Aim: Can you write out each of the items below word for word, leaving out the pictures?

--- Start Raw data ---

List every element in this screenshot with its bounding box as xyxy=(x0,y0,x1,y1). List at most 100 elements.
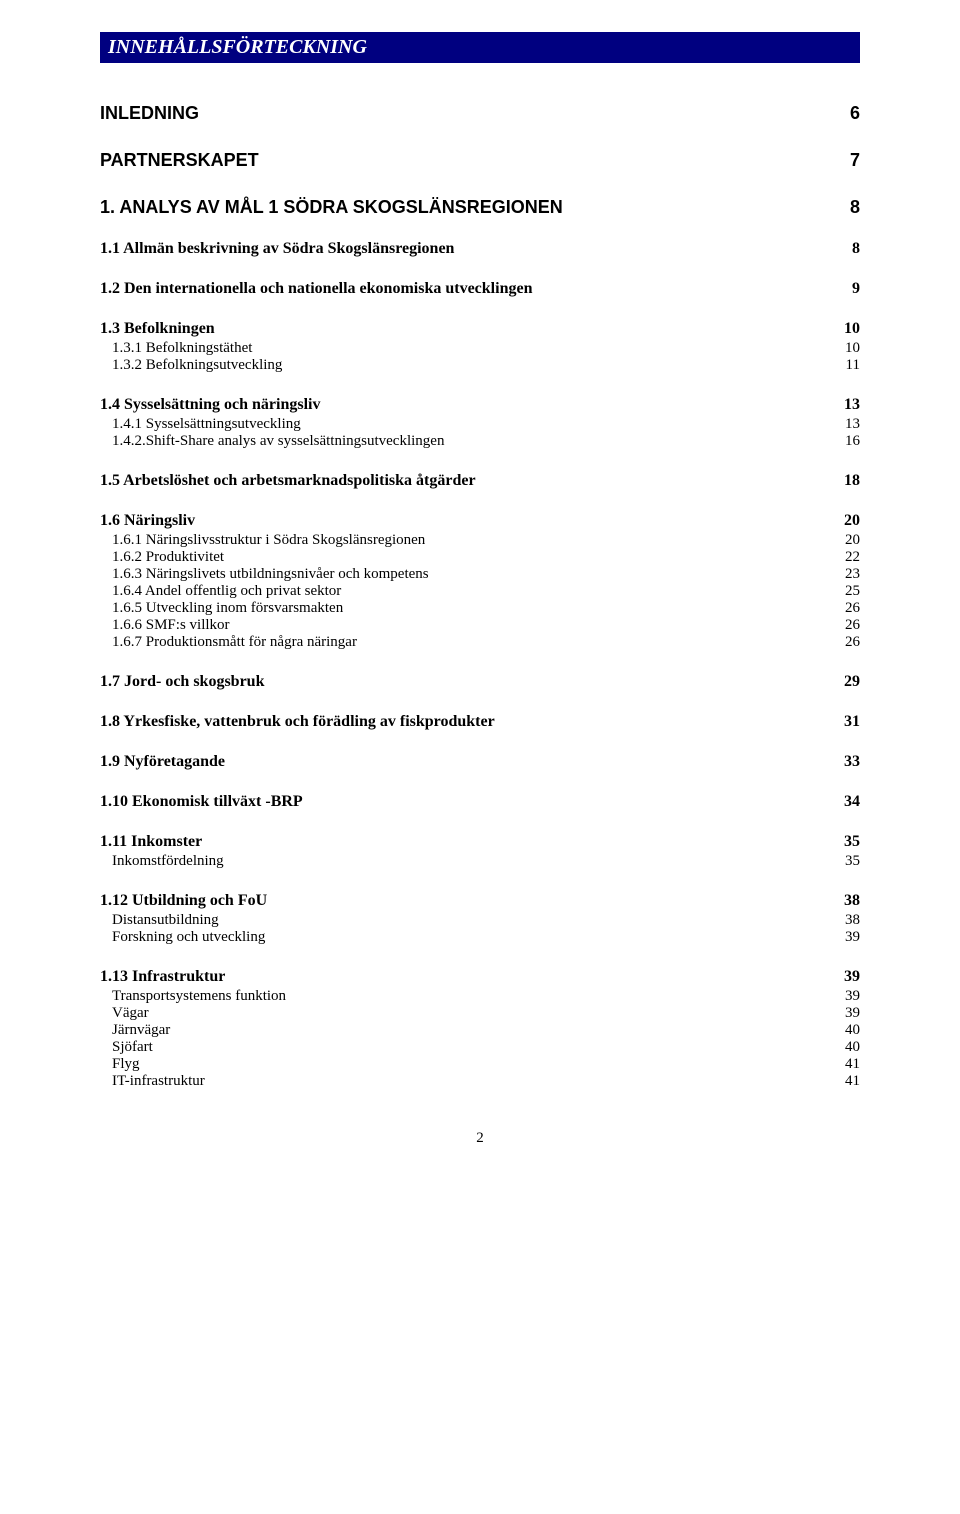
toc-row: Sjöfart40 xyxy=(100,1039,860,1056)
toc-row: 1.7 Jord- och skogsbruk29 xyxy=(100,673,860,691)
toc-row: 1.6.1 Näringslivsstruktur i Södra Skogsl… xyxy=(100,532,860,549)
toc-page: 25 xyxy=(830,583,860,600)
toc-label: 1.6.4 Andel offentlig och privat sektor xyxy=(112,583,830,600)
toc-row: Vägar39 xyxy=(100,1005,860,1022)
toc-page: 40 xyxy=(830,1022,860,1039)
toc-page: 18 xyxy=(830,472,860,490)
toc-page: 13 xyxy=(830,396,860,414)
toc-row: 1.6.7 Produktionsmått för några näringar… xyxy=(100,634,860,651)
toc-row: 1.6 Näringsliv20 xyxy=(100,512,860,530)
toc-page: 40 xyxy=(830,1039,860,1056)
toc-label: 1.8 Yrkesfiske, vattenbruk och förädling… xyxy=(100,713,830,731)
toc-row: 1.4 Sysselsättning och näringsliv13 xyxy=(100,396,860,414)
toc-page: 39 xyxy=(830,1005,860,1022)
toc-label: Forskning och utveckling xyxy=(112,929,830,946)
toc-page: 39 xyxy=(830,968,860,986)
toc-page: 11 xyxy=(830,357,860,374)
toc-label: Flyg xyxy=(112,1056,830,1073)
toc-label: Vägar xyxy=(112,1005,830,1022)
toc-label: 1.5 Arbetslöshet och arbetsmarknadspolit… xyxy=(100,472,830,490)
toc-row: 1.3.1 Befolkningstäthet10 xyxy=(100,340,860,357)
toc-page: 39 xyxy=(830,929,860,946)
toc-row: 1. ANALYS AV MÅL 1 SÖDRA SKOGSLÄNSREGION… xyxy=(100,197,860,218)
toc-page: 13 xyxy=(830,416,860,433)
toc-row: 1.13 Infrastruktur39 xyxy=(100,968,860,986)
toc-label: 1.3.1 Befolkningstäthet xyxy=(112,340,830,357)
page-number: 2 xyxy=(100,1130,860,1147)
toc-label: INLEDNING xyxy=(100,103,830,124)
toc-label: 1.3 Befolkningen xyxy=(100,320,830,338)
toc-label: PARTNERSKAPET xyxy=(100,150,830,171)
toc-label: IT-infrastruktur xyxy=(112,1073,830,1090)
toc-page: 38 xyxy=(830,892,860,910)
toc-row: 1.6.3 Näringslivets utbildningsnivåer oc… xyxy=(100,566,860,583)
toc-label: Sjöfart xyxy=(112,1039,830,1056)
toc-page: 34 xyxy=(830,793,860,811)
toc-row: 1.11 Inkomster35 xyxy=(100,833,860,851)
toc-label: 1.12 Utbildning och FoU xyxy=(100,892,830,910)
toc-page: 9 xyxy=(830,280,860,298)
toc-label: 1.7 Jord- och skogsbruk xyxy=(100,673,830,691)
toc-page: 33 xyxy=(830,753,860,771)
toc-page: 22 xyxy=(830,549,860,566)
toc-label: 1.11 Inkomster xyxy=(100,833,830,851)
toc-row: 1.9 Nyföretagande33 xyxy=(100,753,860,771)
toc-page: 10 xyxy=(830,320,860,338)
toc-label: 1.4.2.Shift-Share analys av sysselsättni… xyxy=(112,433,830,450)
toc-row: Distansutbildning38 xyxy=(100,912,860,929)
toc-label: 1.4.1 Sysselsättningsutveckling xyxy=(112,416,830,433)
toc-row: Forskning och utveckling39 xyxy=(100,929,860,946)
toc-label: 1.4 Sysselsättning och näringsliv xyxy=(100,396,830,414)
toc-row: 1.8 Yrkesfiske, vattenbruk och förädling… xyxy=(100,713,860,731)
toc-label: 1.6.3 Näringslivets utbildningsnivåer oc… xyxy=(112,566,830,583)
toc-row: 1.5 Arbetslöshet och arbetsmarknadspolit… xyxy=(100,472,860,490)
toc-page: 41 xyxy=(830,1073,860,1090)
toc-row: 1.6.5 Utveckling inom försvarsmakten26 xyxy=(100,600,860,617)
toc-page: 20 xyxy=(830,512,860,530)
toc-page: 39 xyxy=(830,988,860,1005)
toc-label: Järnvägar xyxy=(112,1022,830,1039)
toc-label: 1.6.5 Utveckling inom försvarsmakten xyxy=(112,600,830,617)
toc-label: 1.1 Allmän beskrivning av Södra Skogslän… xyxy=(100,240,830,258)
toc-page: 26 xyxy=(830,617,860,634)
toc-row: Inkomstfördelning35 xyxy=(100,853,860,870)
toc-row: Flyg41 xyxy=(100,1056,860,1073)
toc-page: 8 xyxy=(830,240,860,258)
toc-page: 7 xyxy=(830,150,860,171)
toc-header-bar: INNEHÅLLSFÖRTECKNING xyxy=(100,32,860,63)
toc-page: 16 xyxy=(830,433,860,450)
toc-row: INLEDNING6 xyxy=(100,103,860,124)
toc-page: 31 xyxy=(830,713,860,731)
toc-list: INLEDNING6 PARTNERSKAPET7 1. ANALYS AV MÅL… xyxy=(100,103,860,1090)
toc-row: 1.2 Den internationella och nationella e… xyxy=(100,280,860,298)
toc-label: 1.6.6 SMF:s villkor xyxy=(112,617,830,634)
toc-label: 1.6.2 Produktivitet xyxy=(112,549,830,566)
toc-row: PARTNERSKAPET7 xyxy=(100,150,860,171)
toc-label: 1.10 Ekonomisk tillväxt -BRP xyxy=(100,793,830,811)
toc-label: Distansutbildning xyxy=(112,912,830,929)
toc-label: 1. ANALYS AV MÅL 1 SÖDRA SKOGSLÄNSREGION… xyxy=(100,197,830,218)
toc-page: 35 xyxy=(830,853,860,870)
toc-page: 10 xyxy=(830,340,860,357)
toc-page: 41 xyxy=(830,1056,860,1073)
toc-page: 38 xyxy=(830,912,860,929)
toc-row: 1.6.2 Produktivitet22 xyxy=(100,549,860,566)
toc-label: 1.2 Den internationella och nationella e… xyxy=(100,280,830,298)
toc-header-title: INNEHÅLLSFÖRTECKNING xyxy=(108,36,367,58)
toc-page: 6 xyxy=(830,103,860,124)
toc-label: 1.6 Näringsliv xyxy=(100,512,830,530)
toc-row: 1.4.2.Shift-Share analys av sysselsättni… xyxy=(100,433,860,450)
toc-page: 29 xyxy=(830,673,860,691)
toc-page: 20 xyxy=(830,532,860,549)
toc-label: Transportsystemens funktion xyxy=(112,988,830,1005)
toc-label: 1.6.7 Produktionsmått för några näringar xyxy=(112,634,830,651)
toc-row: 1.3.2 Befolkningsutveckling11 xyxy=(100,357,860,374)
toc-page: 26 xyxy=(830,600,860,617)
toc-row: Järnvägar40 xyxy=(100,1022,860,1039)
toc-page: 26 xyxy=(830,634,860,651)
toc-label: 1.3.2 Befolkningsutveckling xyxy=(112,357,830,374)
toc-row: Transportsystemens funktion39 xyxy=(100,988,860,1005)
toc-row: 1.10 Ekonomisk tillväxt -BRP34 xyxy=(100,793,860,811)
toc-page: 23 xyxy=(830,566,860,583)
toc-row: 1.3 Befolkningen10 xyxy=(100,320,860,338)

--- End Raw data ---

Solution to the exercise:
List every element in this screenshot with its bounding box as xyxy=(x0,y0,x1,y1). List at most 100 elements.
toc-row: Sjöfart40 xyxy=(100,1039,860,1056)
toc-row: 1.7 Jord- och skogsbruk29 xyxy=(100,673,860,691)
toc-row: 1.6.1 Näringslivsstruktur i Södra Skogsl… xyxy=(100,532,860,549)
toc-page: 25 xyxy=(830,583,860,600)
toc-label: 1.6.4 Andel offentlig och privat sektor xyxy=(112,583,830,600)
toc-row: Vägar39 xyxy=(100,1005,860,1022)
toc-page: 40 xyxy=(830,1022,860,1039)
toc-page: 18 xyxy=(830,472,860,490)
toc-page: 13 xyxy=(830,396,860,414)
toc-row: 1.6.7 Produktionsmått för några näringar… xyxy=(100,634,860,651)
toc-row: 1.6 Näringsliv20 xyxy=(100,512,860,530)
toc-page: 40 xyxy=(830,1039,860,1056)
toc-label: 1.8 Yrkesfiske, vattenbruk och förädling… xyxy=(100,713,830,731)
toc-row: 1.4 Sysselsättning och näringsliv13 xyxy=(100,396,860,414)
toc-page: 39 xyxy=(830,1005,860,1022)
toc-label: Forskning och utveckling xyxy=(112,929,830,946)
toc-page: 39 xyxy=(830,968,860,986)
toc-page: 11 xyxy=(830,357,860,374)
toc-label: Flyg xyxy=(112,1056,830,1073)
toc-label: Vägar xyxy=(112,1005,830,1022)
toc-label: 1.5 Arbetslöshet och arbetsmarknadspolit… xyxy=(100,472,830,490)
toc-row: 1.3.1 Befolkningstäthet10 xyxy=(100,340,860,357)
toc-page: 39 xyxy=(830,929,860,946)
toc-row: 1. ANALYS AV MÅL 1 SÖDRA SKOGSLÄNSREGION… xyxy=(100,197,860,218)
toc-page: 13 xyxy=(830,416,860,433)
toc-row: 1.13 Infrastruktur39 xyxy=(100,968,860,986)
toc-label: 1.3.1 Befolkningstäthet xyxy=(112,340,830,357)
page-number: 2 xyxy=(100,1130,860,1147)
toc-label: INLEDNING xyxy=(100,103,830,124)
toc-label: 1.3 Befolkningen xyxy=(100,320,830,338)
toc-label: PARTNERSKAPET xyxy=(100,150,830,171)
toc-label: IT-infrastruktur xyxy=(112,1073,830,1090)
toc-page: 38 xyxy=(830,892,860,910)
toc-row: 1.6.3 Näringslivets utbildningsnivåer oc… xyxy=(100,566,860,583)
toc-label: Sjöfart xyxy=(112,1039,830,1056)
toc-page: 34 xyxy=(830,793,860,811)
toc-row: 1.11 Inkomster35 xyxy=(100,833,860,851)
toc-label: 1.12 Utbildning och FoU xyxy=(100,892,830,910)
toc-page: 9 xyxy=(830,280,860,298)
toc-label: 1.7 Jord- och skogsbruk xyxy=(100,673,830,691)
toc-page: 33 xyxy=(830,753,860,771)
toc-page: 22 xyxy=(830,549,860,566)
toc-label: 1.11 Inkomster xyxy=(100,833,830,851)
toc-row: 1.9 Nyföretagande33 xyxy=(100,753,860,771)
toc-page: 10 xyxy=(830,320,860,338)
toc-label: 1.4.2.Shift-Share analys av sysselsättni… xyxy=(112,433,830,450)
toc-row: Distansutbildning38 xyxy=(100,912,860,929)
toc-label: 1.4.1 Sysselsättningsutveckling xyxy=(112,416,830,433)
toc-row: Forskning och utveckling39 xyxy=(100,929,860,946)
toc-label: 1.4 Sysselsättning och näringsliv xyxy=(100,396,830,414)
toc-row: 1.8 Yrkesfiske, vattenbruk och förädling… xyxy=(100,713,860,731)
toc-label: 1.6.3 Näringslivets utbildningsnivåer oc… xyxy=(112,566,830,583)
toc-row: 1.5 Arbetslöshet och arbetsmarknadspolit… xyxy=(100,472,860,490)
toc-page: 41 xyxy=(830,1073,860,1090)
toc-row: 1.6.5 Utveckling inom försvarsmakten26 xyxy=(100,600,860,617)
toc-page: 20 xyxy=(830,512,860,530)
toc-page: 39 xyxy=(830,988,860,1005)
toc-label: Järnvägar xyxy=(112,1022,830,1039)
toc-label: 1.6.5 Utveckling inom försvarsmakten xyxy=(112,600,830,617)
toc-label: 1.1 Allmän beskrivning av Södra Skogslän… xyxy=(100,240,830,258)
toc-page: 26 xyxy=(830,617,860,634)
toc-row: Inkomstfördelning35 xyxy=(100,853,860,870)
toc-row: Flyg41 xyxy=(100,1056,860,1073)
toc-page: 8 xyxy=(830,240,860,258)
toc-page: 7 xyxy=(830,150,860,171)
toc-header-bar: INNEHÅLLSFÖRTECKNING xyxy=(100,32,860,63)
toc-page: 16 xyxy=(830,433,860,450)
toc-row: INLEDNING6 xyxy=(100,103,860,124)
toc-page: 31 xyxy=(830,713,860,731)
toc-list: INLEDNING6 PARTNERSKAPET7 1. ANALYS AV MÅL… xyxy=(100,103,860,1090)
toc-row: 1.2 Den internationella och nationella e… xyxy=(100,280,860,298)
toc-label: 1.6.6 SMF:s villkor xyxy=(112,617,830,634)
toc-label: 1.6.2 Produktivitet xyxy=(112,549,830,566)
toc-row: PARTNERSKAPET7 xyxy=(100,150,860,171)
toc-label: 1.10 Ekonomisk tillväxt -BRP xyxy=(100,793,830,811)
toc-label: Distansutbildning xyxy=(112,912,830,929)
toc-label: 1. ANALYS AV MÅL 1 SÖDRA SKOGSLÄNSREGION… xyxy=(100,197,830,218)
toc-page: 35 xyxy=(830,853,860,870)
toc-page: 10 xyxy=(830,340,860,357)
toc-page: 41 xyxy=(830,1056,860,1073)
toc-page: 38 xyxy=(830,912,860,929)
toc-row: 1.6.2 Produktivitet22 xyxy=(100,549,860,566)
toc-label: 1.2 Den internationella och nationella e… xyxy=(100,280,830,298)
toc-header-title: INNEHÅLLSFÖRTECKNING xyxy=(108,36,367,58)
toc-page: 6 xyxy=(830,103,860,124)
toc-label: 1.6 Näringsliv xyxy=(100,512,830,530)
toc-row: 1.4.2.Shift-Share analys av sysselsättni… xyxy=(100,433,860,450)
toc-page: 29 xyxy=(830,673,860,691)
toc-page: 20 xyxy=(830,532,860,549)
toc-label: Transportsystemens funktion xyxy=(112,988,830,1005)
toc-label: 1.6.7 Produktionsmått för några näringar xyxy=(112,634,830,651)
toc-row: 1.3.2 Befolkningsutveckling11 xyxy=(100,357,860,374)
toc-page: 26 xyxy=(830,600,860,617)
toc-row: Järnvägar40 xyxy=(100,1022,860,1039)
toc-page: 26 xyxy=(830,634,860,651)
toc-label: 1.3.2 Befolkningsutveckling xyxy=(112,357,830,374)
toc-row: Transportsystemens funktion39 xyxy=(100,988,860,1005)
toc-row: 1.10 Ekonomisk tillväxt -BRP34 xyxy=(100,793,860,811)
toc-page: 23 xyxy=(830,566,860,583)
toc-row: 1.3 Befolkningen10 xyxy=(100,320,860,338)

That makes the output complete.